BEGIN Material supplied

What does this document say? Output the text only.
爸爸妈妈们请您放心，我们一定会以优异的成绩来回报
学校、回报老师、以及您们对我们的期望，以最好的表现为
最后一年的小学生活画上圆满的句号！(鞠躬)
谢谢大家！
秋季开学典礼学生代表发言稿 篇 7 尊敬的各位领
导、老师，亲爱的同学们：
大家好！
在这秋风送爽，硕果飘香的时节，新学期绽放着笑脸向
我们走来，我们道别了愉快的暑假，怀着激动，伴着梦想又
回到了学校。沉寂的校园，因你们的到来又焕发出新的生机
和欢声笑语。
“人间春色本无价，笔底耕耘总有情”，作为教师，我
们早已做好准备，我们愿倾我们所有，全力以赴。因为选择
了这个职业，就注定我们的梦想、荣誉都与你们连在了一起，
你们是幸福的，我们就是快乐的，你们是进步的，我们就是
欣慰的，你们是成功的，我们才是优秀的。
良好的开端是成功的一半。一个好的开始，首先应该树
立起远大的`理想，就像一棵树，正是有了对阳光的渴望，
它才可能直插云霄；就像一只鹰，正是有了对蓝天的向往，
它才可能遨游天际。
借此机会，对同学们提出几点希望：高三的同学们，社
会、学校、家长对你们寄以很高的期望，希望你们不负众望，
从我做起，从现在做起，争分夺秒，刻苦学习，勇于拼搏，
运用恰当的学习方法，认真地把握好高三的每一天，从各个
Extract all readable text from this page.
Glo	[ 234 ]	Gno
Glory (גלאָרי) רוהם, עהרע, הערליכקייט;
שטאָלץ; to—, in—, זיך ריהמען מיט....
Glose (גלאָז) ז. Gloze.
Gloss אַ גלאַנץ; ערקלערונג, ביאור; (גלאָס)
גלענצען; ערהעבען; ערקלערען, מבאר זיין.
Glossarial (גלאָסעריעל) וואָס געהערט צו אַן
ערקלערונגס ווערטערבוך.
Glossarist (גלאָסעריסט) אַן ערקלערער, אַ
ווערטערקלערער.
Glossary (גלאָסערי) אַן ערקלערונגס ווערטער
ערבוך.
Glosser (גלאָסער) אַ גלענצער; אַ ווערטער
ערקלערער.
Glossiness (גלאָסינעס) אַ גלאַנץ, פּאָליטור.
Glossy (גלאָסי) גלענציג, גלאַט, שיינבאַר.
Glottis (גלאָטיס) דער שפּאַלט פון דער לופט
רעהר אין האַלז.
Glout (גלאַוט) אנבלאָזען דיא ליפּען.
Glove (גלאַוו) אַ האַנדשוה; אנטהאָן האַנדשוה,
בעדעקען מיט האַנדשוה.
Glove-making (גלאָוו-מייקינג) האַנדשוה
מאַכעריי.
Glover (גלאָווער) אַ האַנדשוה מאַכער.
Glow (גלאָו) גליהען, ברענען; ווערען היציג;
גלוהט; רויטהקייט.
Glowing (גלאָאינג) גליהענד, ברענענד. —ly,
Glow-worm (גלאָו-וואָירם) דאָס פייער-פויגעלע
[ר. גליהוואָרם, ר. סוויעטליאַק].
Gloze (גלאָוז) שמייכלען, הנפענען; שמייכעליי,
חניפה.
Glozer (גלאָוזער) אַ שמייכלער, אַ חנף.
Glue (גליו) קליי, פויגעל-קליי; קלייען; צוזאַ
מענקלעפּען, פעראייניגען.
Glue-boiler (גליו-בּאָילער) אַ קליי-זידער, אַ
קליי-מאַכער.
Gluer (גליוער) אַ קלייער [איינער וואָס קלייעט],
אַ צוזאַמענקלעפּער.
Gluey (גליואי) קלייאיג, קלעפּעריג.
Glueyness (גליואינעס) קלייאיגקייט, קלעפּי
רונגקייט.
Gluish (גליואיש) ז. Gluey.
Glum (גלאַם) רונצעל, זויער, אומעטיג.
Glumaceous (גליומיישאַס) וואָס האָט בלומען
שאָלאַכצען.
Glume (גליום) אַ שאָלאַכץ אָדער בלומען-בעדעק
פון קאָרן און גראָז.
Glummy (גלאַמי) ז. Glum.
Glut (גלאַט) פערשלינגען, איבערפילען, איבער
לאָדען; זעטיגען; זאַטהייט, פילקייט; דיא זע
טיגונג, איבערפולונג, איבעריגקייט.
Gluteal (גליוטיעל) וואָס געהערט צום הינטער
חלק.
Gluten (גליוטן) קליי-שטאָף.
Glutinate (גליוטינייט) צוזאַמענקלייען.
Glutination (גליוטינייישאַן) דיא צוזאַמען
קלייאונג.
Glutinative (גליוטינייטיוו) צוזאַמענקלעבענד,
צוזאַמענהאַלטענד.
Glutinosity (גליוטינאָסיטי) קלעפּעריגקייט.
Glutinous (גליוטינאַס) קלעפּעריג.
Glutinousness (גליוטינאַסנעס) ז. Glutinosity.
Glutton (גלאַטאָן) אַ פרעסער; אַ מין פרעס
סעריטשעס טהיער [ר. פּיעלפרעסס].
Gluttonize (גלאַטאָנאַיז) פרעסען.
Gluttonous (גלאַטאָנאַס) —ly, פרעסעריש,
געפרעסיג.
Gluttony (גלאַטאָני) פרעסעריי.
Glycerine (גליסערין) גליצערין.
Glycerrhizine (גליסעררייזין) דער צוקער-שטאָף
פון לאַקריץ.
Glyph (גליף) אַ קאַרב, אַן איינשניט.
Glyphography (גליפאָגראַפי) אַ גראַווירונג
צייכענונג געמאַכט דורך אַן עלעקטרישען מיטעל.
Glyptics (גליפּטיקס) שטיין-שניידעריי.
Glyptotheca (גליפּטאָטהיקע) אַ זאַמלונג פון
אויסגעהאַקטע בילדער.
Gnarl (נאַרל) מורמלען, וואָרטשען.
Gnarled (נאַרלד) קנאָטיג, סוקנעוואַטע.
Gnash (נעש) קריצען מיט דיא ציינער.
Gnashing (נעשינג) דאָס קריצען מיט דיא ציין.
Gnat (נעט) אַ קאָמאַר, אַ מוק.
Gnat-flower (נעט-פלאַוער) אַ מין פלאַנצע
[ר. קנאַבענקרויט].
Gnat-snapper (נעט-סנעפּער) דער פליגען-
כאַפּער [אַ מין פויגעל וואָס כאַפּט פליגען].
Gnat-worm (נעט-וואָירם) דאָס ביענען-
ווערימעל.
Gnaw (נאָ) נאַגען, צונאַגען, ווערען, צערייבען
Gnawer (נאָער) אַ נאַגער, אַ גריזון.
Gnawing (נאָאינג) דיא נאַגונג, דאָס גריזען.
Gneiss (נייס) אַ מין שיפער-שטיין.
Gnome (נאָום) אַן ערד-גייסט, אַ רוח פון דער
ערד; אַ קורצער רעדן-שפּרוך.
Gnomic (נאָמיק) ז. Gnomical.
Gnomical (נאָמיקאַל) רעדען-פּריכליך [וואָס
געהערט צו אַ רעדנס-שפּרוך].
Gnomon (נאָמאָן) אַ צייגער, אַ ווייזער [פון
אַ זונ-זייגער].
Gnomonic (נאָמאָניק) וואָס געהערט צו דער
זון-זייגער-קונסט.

END Material supplied

Your task is to quote all of the data word for word.

What does this document say? Output the text only.
爸爸妈妈们请您放心，我们一定会以优异的成绩来回报
学校、回报老师、以及您们对我们的期望，以最好的表现为
最后一年的小学生活画上圆满的句号！(鞠躬)
谢谢大家！
秋季开学典礼学生代表发言稿 篇 7 尊敬的各位领
导、老师，亲爱的同学们：
大家好！
在这秋风送爽，硕果飘香的时节，新学期绽放着笑脸向
我们走来，我们道别了愉快的暑假，怀着激动，伴着梦想又
回到了学校。沉寂的校园，因你们的到来又焕发出新的生机
和欢声笑语。
“人间春色本无价，笔底耕耘总有情”，作为教师，我
们早已做好准备，我们愿倾我们所有，全力以赴。因为选择
了这个职业，就注定我们的梦想、荣誉都与你们连在了一起，
你们是幸福的，我们就是快乐的，你们是进步的，我们就是
欣慰的，你们是成功的，我们才是优秀的。
良好的开端是成功的一半。一个好的开始，首先应该树
立起远大的`理想，就像一棵树，正是有了对阳光的渴望，
它才可能直插云霄；就像一只鹰，正是有了对蓝天的向往，
它才可能遨游天际。
借此机会，对同学们提出几点希望：高三的同学们，社
会、学校、家长对你们寄以很高的期望，希望你们不负众望，
从我做起，从现在做起，争分夺秒，刻苦学习，勇于拼搏，
运用恰当的学习方法，认真地把握好高三的每一天，从各个
Extract all readable text from this page.
Glo	[ 234 ]	Gno
Glory (גלאָרי) רוהם, עהרע, הערליכקייט;
שטאָלץ; to—, in—, זיך ריהמען מיט....
Glose (גלאָז) ז. Gloze.
Gloss אַ גלאַנץ; ערקלערונג, ביאור; (גלאָס)
גלענצען; ערהעבען; ערקלערען, מבאר זיין.
Glossarial (גלאָסעריעל) וואָס געהערט צו אַן
ערקלערונגס ווערטערבוך.
Glossarist (גלאָסעריסט) אַן ערקלערער, אַ
ווערטערקלערער.
Glossary (גלאָסערי) אַן ערקלערונגס ווערטער
ערבוך.
Glosser (גלאָסער) אַ גלענצער; אַ ווערטער
ערקלערער.
Glossiness (גלאָסינעס) אַ גלאַנץ, פּאָליטור.
Glossy (גלאָסי) גלענציג, גלאַט, שיינבאַר.
Glottis (גלאָטיס) דער שפּאַלט פון דער לופט
רעהר אין האַלז.
Glout (גלאַוט) אנבלאָזען דיא ליפּען.
Glove (גלאַוו) אַ האַנדשוה; אנטהאָן האַנדשוה,
בעדעקען מיט האַנדשוה.
Glove-making (גלאָוו-מייקינג) האַנדשוה
מאַכעריי.
Glover (גלאָווער) אַ האַנדשוה מאַכער.
Glow (גלאָו) גליהען, ברענען; ווערען היציג;
גלוהט; רויטהקייט.
Glowing (גלאָאינג) גליהענד, ברענענד. —ly,
Glow-worm (גלאָו-וואָירם) דאָס פייער-פויגעלע
[ר. גליהוואָרם, ר. סוויעטליאַק].
Gloze (גלאָוז) שמייכלען, הנפענען; שמייכעליי,
חניפה.
Glozer (גלאָוזער) אַ שמייכלער, אַ חנף.
Glue (גליו) קליי, פויגעל-קליי; קלייען; צוזאַ
מענקלעפּען, פעראייניגען.
Glue-boiler (גליו-בּאָילער) אַ קליי-זידער, אַ
קליי-מאַכער.
Gluer (גליוער) אַ קלייער [איינער וואָס קלייעט],
אַ צוזאַמענקלעפּער.
Gluey (גליואי) קלייאיג, קלעפּעריג.
Glueyness (גליואינעס) קלייאיגקייט, קלעפּי
רונגקייט.
Gluish (גליואיש) ז. Gluey.
Glum (גלאַם) רונצעל, זויער, אומעטיג.
Glumaceous (גליומיישאַס) וואָס האָט בלומען
שאָלאַכצען.
Glume (גליום) אַ שאָלאַכץ אָדער בלומען-בעדעק
פון קאָרן און גראָז.
Glummy (גלאַמי) ז. Glum.
Glut (גלאַט) פערשלינגען, איבערפילען, איבער
לאָדען; זעטיגען; זאַטהייט, פילקייט; דיא זע
טיגונג, איבערפולונג, איבעריגקייט.
Gluteal (גליוטיעל) וואָס געהערט צום הינטער
חלק.
Gluten (גליוטן) קליי-שטאָף.
Glutinate (גליוטינייט) צוזאַמענקלייען.
Glutination (גליוטינייישאַן) דיא צוזאַמען
קלייאונג.
Glutinative (גליוטינייטיוו) צוזאַמענקלעבענד,
צוזאַמענהאַלטענד.
Glutinosity (גליוטינאָסיטי) קלעפּעריגקייט.
Glutinous (גליוטינאַס) קלעפּעריג.
Glutinousness (גליוטינאַסנעס) ז. Glutinosity.
Glutton (גלאַטאָן) אַ פרעסער; אַ מין פרעס
סעריטשעס טהיער [ר. פּיעלפרעסס].
Gluttonize (גלאַטאָנאַיז) פרעסען.
Gluttonous (גלאַטאָנאַס) —ly, פרעסעריש,
געפרעסיג.
Gluttony (גלאַטאָני) פרעסעריי.
Glycerine (גליסערין) גליצערין.
Glycerrhizine (גליסעררייזין) דער צוקער-שטאָף
פון לאַקריץ.
Glyph (גליף) אַ קאַרב, אַן איינשניט.
Glyphography (גליפאָגראַפי) אַ גראַווירונג
צייכענונג געמאַכט דורך אַן עלעקטרישען מיטעל.
Glyptics (גליפּטיקס) שטיין-שניידעריי.
Glyptotheca (גליפּטאָטהיקע) אַ זאַמלונג פון
אויסגעהאַקטע בילדער.
Gnarl (נאַרל) מורמלען, וואָרטשען.
Gnarled (נאַרלד) קנאָטיג, סוקנעוואַטע.
Gnash (נעש) קריצען מיט דיא ציינער.
Gnashing (נעשינג) דאָס קריצען מיט דיא ציין.
Gnat (נעט) אַ קאָמאַר, אַ מוק.
Gnat-flower (נעט-פלאַוער) אַ מין פלאַנצע
[ר. קנאַבענקרויט].
Gnat-snapper (נעט-סנעפּער) דער פליגען-
כאַפּער [אַ מין פויגעל וואָס כאַפּט פליגען].
Gnat-worm (נעט-וואָירם) דאָס ביענען-
ווערימעל.
Gnaw (נאָ) נאַגען, צונאַגען, ווערען, צערייבען
Gnawer (נאָער) אַ נאַגער, אַ גריזון.
Gnawing (נאָאינג) דיא נאַגונג, דאָס גריזען.
Gneiss (נייס) אַ מין שיפער-שטיין.
Gnome (נאָום) אַן ערד-גייסט, אַ רוח פון דער
ערד; אַ קורצער רעדן-שפּרוך.
Gnomic (נאָמיק) ז. Gnomical.
Gnomical (נאָמיקאַל) רעדען-פּריכליך [וואָס
געהערט צו אַ רעדנס-שפּרוך].
Gnomon (נאָמאָן) אַ צייגער, אַ ווייזער [פון
אַ זונ-זייגער].
Gnomonic (נאָמאָניק) וואָס געהערט צו דער
זון-זייגער-קונסט.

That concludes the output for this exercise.